What you will do. Can you output the records below exactly as they are written?

Data rows.
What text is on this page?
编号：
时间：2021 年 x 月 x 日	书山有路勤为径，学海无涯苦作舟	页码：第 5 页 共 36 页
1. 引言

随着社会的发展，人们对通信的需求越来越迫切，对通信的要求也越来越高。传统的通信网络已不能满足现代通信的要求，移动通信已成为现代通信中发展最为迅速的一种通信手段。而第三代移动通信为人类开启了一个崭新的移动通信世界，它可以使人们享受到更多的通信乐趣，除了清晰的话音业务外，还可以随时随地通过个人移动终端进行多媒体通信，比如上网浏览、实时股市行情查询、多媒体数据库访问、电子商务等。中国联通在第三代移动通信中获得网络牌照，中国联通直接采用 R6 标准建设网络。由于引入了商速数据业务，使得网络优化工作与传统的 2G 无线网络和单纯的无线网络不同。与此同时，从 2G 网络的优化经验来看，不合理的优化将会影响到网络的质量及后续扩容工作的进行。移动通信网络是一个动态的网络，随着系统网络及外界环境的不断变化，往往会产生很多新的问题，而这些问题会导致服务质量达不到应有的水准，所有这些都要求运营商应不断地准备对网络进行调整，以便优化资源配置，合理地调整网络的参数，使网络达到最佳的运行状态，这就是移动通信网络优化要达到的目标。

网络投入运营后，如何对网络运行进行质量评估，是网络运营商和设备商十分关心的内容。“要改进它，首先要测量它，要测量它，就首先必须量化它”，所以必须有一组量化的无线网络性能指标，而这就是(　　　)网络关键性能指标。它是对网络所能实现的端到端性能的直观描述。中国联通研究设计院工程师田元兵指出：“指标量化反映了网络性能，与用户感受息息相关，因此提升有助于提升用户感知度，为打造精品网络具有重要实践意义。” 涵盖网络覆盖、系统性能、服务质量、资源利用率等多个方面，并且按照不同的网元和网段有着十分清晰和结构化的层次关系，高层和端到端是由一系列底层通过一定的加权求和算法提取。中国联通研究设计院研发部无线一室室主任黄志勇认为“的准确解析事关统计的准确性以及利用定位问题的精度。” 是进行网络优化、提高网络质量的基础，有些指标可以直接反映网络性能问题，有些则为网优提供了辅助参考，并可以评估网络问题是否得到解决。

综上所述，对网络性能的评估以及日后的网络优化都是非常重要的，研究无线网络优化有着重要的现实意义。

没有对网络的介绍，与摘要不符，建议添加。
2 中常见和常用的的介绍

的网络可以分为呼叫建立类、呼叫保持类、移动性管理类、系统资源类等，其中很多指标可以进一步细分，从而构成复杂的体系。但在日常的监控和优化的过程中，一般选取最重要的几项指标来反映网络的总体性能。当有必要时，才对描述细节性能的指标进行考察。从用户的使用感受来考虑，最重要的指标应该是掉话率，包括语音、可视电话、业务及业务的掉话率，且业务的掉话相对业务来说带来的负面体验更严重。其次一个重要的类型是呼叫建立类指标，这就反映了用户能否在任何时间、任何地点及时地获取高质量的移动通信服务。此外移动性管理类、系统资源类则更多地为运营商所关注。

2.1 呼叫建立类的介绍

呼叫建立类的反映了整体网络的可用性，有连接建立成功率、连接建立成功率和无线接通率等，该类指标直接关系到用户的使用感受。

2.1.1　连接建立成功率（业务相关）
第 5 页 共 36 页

Worked solution.
What text is on this page?
编号：
时间：2021 年 x 月 x 日	书山有路勤为径，学海无涯苦作舟	页码：第 5 页 共 36 页
1. 引言

随着社会的发展，人们对通信的需求越来越迫切，对通信的要求也越来越高。传统的通信网络已不能满足现代通信的要求，移动通信已成为现代通信中发展最为迅速的一种通信手段。而第三代移动通信为人类开启了一个崭新的移动通信世界，它可以使人们享受到更多的通信乐趣，除了清晰的话音业务外，还可以随时随地通过个人移动终端进行多媒体通信，比如上网浏览、实时股市行情查询、多媒体数据库访问、电子商务等。中国联通在第三代移动通信中获得网络牌照，中国联通直接采用 R6 标准建设网络。由于引入了商速数据业务，使得网络优化工作与传统的 2G 无线网络和单纯的无线网络不同。与此同时，从 2G 网络的优化经验来看，不合理的优化将会影响到网络的质量及后续扩容工作的进行。移动通信网络是一个动态的网络，随着系统网络及外界环境的不断变化，往往会产生很多新的问题，而这些问题会导致服务质量达不到应有的水准，所有这些都要求运营商应不断地准备对网络进行调整，以便优化资源配置，合理地调整网络的参数，使网络达到最佳的运行状态，这就是移动通信网络优化要达到的目标。

网络投入运营后，如何对网络运行进行质量评估，是网络运营商和设备商十分关心的内容。“要改进它，首先要测量它，要测量它，就首先必须量化它”，所以必须有一组量化的无线网络性能指标，而这就是(　　　)网络关键性能指标。它是对网络所能实现的端到端性能的直观描述。中国联通研究设计院工程师田元兵指出：“指标量化反映了网络性能，与用户感受息息相关，因此提升有助于提升用户感知度，为打造精品网络具有重要实践意义。” 涵盖网络覆盖、系统性能、服务质量、资源利用率等多个方面，并且按照不同的网元和网段有着十分清晰和结构化的层次关系，高层和端到端是由一系列底层通过一定的加权求和算法提取。中国联通研究设计院研发部无线一室室主任黄志勇认为“的准确解析事关统计的准确性以及利用定位问题的精度。” 是进行网络优化、提高网络质量的基础，有些指标可以直接反映网络性能问题，有些则为网优提供了辅助参考，并可以评估网络问题是否得到解决。

综上所述，对网络性能的评估以及日后的网络优化都是非常重要的，研究无线网络优化有着重要的现实意义。

没有对网络的介绍，与摘要不符，建议添加。
2 中常见和常用的的介绍

的网络可以分为呼叫建立类、呼叫保持类、移动性管理类、系统资源类等，其中很多指标可以进一步细分，从而构成复杂的体系。但在日常的监控和优化的过程中，一般选取最重要的几项指标来反映网络的总体性能。当有必要时，才对描述细节性能的指标进行考察。从用户的使用感受来考虑，最重要的指标应该是掉话率，包括语音、可视电话、业务及业务的掉话率，且业务的掉话相对业务来说带来的负面体验更严重。其次一个重要的类型是呼叫建立类指标，这就反映了用户能否在任何时间、任何地点及时地获取高质量的移动通信服务。此外移动性管理类、系统资源类则更多地为运营商所关注。

2.1 呼叫建立类的介绍

呼叫建立类的反映了整体网络的可用性，有连接建立成功率、连接建立成功率和无线接通率等，该类指标直接关系到用户的使用感受。

2.1.1　连接建立成功率（业务相关）
第 5 页 共 36 页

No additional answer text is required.